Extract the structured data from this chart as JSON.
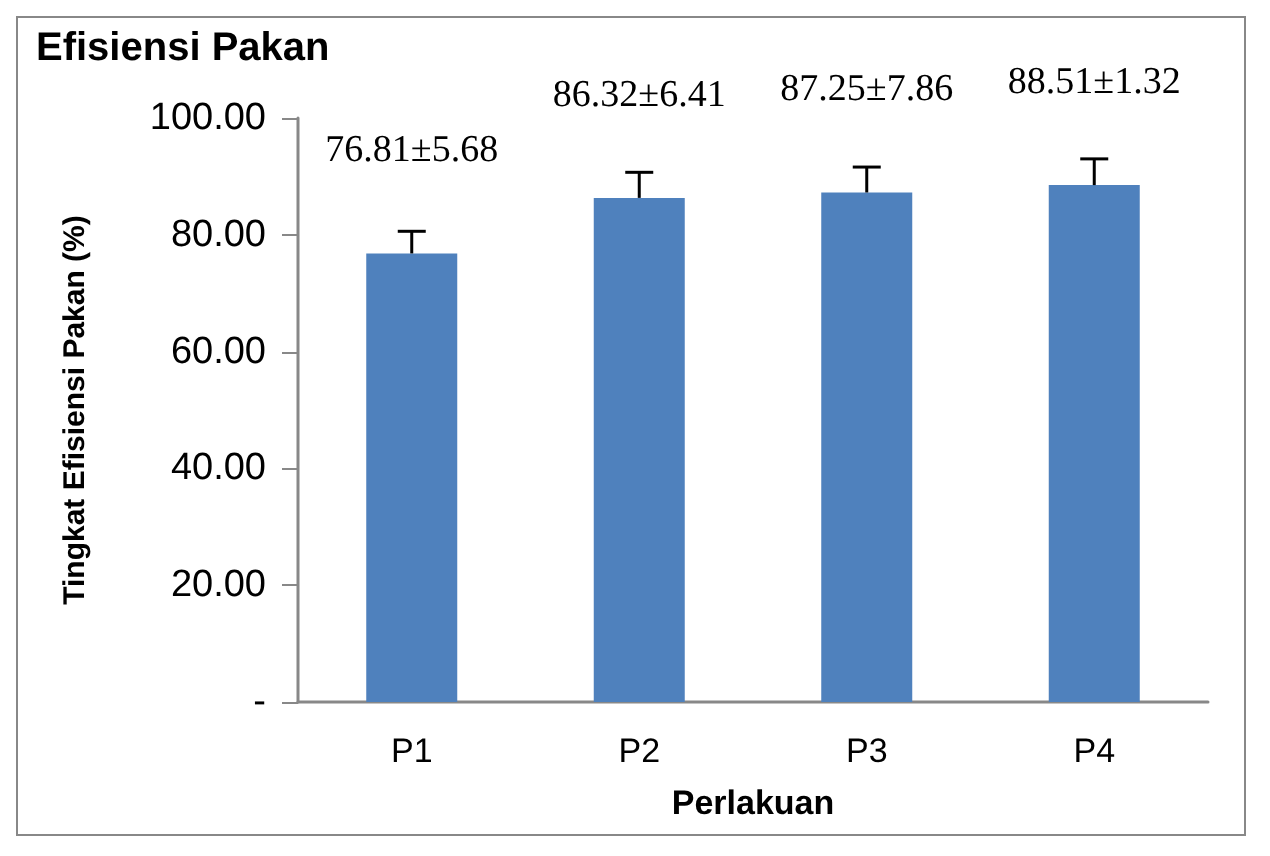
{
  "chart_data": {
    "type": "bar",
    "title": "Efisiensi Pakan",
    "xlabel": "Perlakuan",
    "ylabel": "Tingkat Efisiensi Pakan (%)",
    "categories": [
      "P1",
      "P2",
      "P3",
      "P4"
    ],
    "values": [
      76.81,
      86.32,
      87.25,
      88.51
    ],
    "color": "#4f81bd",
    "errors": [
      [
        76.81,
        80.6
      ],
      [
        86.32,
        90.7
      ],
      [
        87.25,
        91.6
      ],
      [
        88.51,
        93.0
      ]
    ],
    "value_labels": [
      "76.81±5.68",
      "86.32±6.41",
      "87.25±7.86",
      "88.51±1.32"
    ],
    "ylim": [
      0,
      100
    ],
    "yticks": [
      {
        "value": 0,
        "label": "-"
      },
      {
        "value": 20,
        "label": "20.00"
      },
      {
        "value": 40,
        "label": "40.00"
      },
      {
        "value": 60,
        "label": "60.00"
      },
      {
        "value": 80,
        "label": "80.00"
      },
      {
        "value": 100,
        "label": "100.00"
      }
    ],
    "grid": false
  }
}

* Description of the task
Every line above should be repeated exactly; pictures stay out of the copy.

* Answer to the task
Extract the structured data from this chart as JSON.
{
  "chart_data": {
    "type": "bar",
    "title": "Efisiensi Pakan",
    "xlabel": "Perlakuan",
    "ylabel": "Tingkat Efisiensi Pakan (%)",
    "categories": [
      "P1",
      "P2",
      "P3",
      "P4"
    ],
    "values": [
      76.81,
      86.32,
      87.25,
      88.51
    ],
    "color": "#4f81bd",
    "errors": [
      [
        76.81,
        80.6
      ],
      [
        86.32,
        90.7
      ],
      [
        87.25,
        91.6
      ],
      [
        88.51,
        93.0
      ]
    ],
    "value_labels": [
      "76.81±5.68",
      "86.32±6.41",
      "87.25±7.86",
      "88.51±1.32"
    ],
    "ylim": [
      0,
      100
    ],
    "yticks": [
      {
        "value": 0,
        "label": "-"
      },
      {
        "value": 20,
        "label": "20.00"
      },
      {
        "value": 40,
        "label": "40.00"
      },
      {
        "value": 60,
        "label": "60.00"
      },
      {
        "value": 80,
        "label": "80.00"
      },
      {
        "value": 100,
        "label": "100.00"
      }
    ],
    "grid": false
  }
}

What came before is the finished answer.